<<<<
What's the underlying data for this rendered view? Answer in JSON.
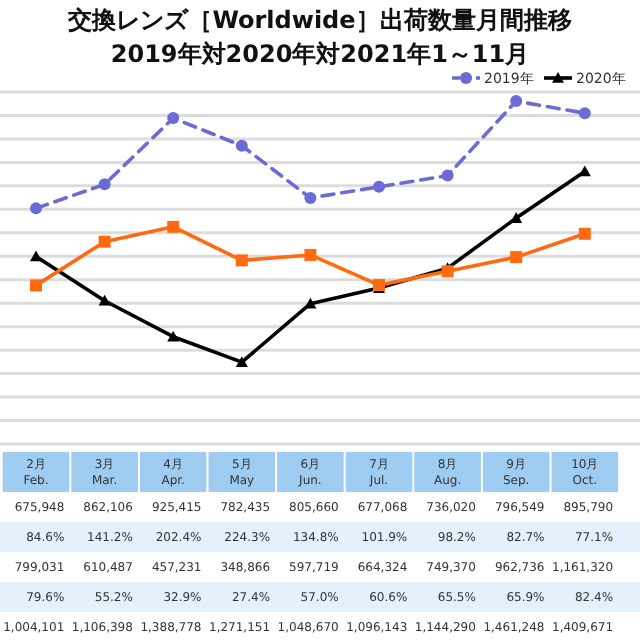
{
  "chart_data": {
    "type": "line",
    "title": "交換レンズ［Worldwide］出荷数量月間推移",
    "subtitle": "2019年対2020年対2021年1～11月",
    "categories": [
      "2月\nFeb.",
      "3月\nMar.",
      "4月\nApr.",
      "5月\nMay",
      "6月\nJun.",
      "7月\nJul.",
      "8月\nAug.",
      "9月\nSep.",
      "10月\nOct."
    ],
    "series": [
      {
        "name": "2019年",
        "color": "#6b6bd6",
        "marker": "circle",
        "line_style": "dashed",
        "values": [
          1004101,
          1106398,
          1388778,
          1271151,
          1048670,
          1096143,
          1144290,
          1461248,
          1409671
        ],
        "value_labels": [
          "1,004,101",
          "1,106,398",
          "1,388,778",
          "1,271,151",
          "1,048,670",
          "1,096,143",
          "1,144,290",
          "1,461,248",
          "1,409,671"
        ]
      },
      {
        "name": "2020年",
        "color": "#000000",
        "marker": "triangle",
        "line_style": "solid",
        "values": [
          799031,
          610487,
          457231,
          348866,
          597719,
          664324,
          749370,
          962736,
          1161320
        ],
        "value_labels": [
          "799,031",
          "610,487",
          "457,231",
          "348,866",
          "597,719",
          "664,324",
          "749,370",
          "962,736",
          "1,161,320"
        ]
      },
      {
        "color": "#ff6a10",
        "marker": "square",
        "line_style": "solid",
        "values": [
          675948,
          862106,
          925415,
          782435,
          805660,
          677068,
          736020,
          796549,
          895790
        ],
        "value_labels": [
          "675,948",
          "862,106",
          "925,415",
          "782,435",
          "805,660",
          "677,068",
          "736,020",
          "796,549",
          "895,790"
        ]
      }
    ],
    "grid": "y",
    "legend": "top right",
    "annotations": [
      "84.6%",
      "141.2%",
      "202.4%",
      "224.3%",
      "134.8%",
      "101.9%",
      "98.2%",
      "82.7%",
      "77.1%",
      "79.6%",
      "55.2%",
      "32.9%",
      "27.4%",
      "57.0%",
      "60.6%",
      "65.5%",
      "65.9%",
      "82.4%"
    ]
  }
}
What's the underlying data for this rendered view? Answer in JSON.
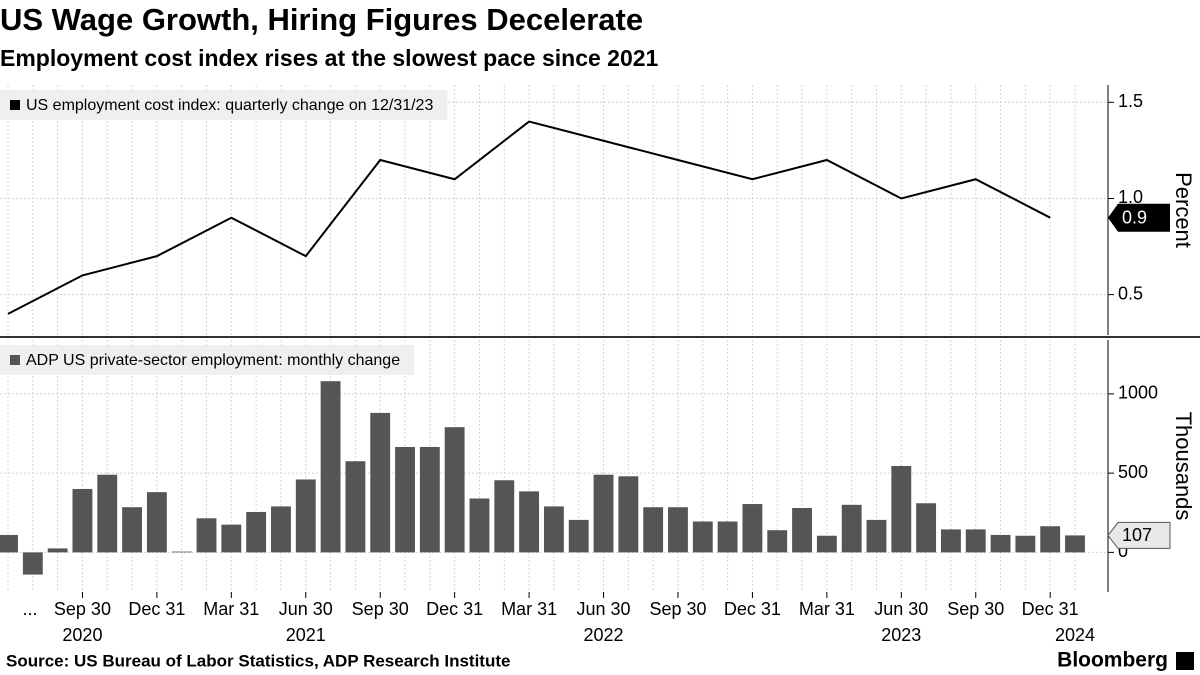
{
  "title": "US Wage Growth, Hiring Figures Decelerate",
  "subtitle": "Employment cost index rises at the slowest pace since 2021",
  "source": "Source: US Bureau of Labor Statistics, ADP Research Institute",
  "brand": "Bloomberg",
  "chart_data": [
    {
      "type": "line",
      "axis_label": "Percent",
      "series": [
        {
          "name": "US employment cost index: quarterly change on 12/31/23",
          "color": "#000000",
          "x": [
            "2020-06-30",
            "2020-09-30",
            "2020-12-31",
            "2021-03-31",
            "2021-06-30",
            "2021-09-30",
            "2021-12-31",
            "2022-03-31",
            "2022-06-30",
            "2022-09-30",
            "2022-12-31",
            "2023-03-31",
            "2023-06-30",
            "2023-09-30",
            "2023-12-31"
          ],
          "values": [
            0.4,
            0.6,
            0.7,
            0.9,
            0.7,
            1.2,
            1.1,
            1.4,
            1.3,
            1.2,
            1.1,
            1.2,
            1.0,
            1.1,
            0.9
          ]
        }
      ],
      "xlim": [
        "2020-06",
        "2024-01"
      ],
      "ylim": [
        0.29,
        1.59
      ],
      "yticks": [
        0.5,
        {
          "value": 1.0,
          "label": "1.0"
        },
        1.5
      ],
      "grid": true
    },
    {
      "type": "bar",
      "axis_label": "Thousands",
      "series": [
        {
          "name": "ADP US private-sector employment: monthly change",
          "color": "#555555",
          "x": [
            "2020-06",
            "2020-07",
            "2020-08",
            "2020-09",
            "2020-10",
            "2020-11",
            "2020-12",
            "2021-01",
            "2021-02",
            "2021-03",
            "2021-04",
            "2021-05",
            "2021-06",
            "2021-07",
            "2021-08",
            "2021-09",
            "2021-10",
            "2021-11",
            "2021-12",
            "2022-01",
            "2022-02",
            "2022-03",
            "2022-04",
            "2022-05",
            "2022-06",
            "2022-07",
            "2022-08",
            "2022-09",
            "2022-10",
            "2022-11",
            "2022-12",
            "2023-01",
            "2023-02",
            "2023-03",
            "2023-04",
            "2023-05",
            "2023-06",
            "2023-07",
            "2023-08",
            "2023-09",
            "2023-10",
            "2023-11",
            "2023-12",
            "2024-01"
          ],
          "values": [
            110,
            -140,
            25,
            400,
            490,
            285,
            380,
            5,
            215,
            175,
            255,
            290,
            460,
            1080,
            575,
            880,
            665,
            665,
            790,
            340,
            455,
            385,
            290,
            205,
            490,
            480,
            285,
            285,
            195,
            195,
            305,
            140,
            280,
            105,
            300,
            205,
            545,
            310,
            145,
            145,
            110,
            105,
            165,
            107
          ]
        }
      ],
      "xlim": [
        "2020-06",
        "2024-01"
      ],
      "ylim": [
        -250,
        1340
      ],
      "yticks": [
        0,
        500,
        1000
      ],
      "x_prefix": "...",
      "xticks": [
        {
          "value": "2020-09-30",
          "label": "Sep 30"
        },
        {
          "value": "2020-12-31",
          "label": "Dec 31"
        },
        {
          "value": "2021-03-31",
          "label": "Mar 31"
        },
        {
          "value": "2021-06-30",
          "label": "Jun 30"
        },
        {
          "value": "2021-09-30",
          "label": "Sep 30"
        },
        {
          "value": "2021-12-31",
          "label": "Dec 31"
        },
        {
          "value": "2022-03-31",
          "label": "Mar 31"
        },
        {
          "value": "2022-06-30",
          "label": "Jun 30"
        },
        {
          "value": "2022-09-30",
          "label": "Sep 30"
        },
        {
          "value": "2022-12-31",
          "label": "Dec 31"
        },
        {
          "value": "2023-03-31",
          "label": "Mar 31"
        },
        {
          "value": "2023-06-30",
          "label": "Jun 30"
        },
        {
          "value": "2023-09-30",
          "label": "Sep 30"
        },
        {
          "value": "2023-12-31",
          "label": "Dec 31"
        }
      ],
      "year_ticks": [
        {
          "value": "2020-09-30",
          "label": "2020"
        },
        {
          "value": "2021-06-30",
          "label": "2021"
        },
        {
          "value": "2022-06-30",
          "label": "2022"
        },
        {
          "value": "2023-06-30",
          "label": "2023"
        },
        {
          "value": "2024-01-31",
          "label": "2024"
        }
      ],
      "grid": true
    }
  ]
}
>>>>
Given request = Report each line of the material above where the word "name" appears.

Completed exercise =
        "name": "2019年",
        "name": "2020年",
          "name": "US employment cost index: quarterly change on 12/31/23",
          "name": "ADP US private-sector employment: monthly change",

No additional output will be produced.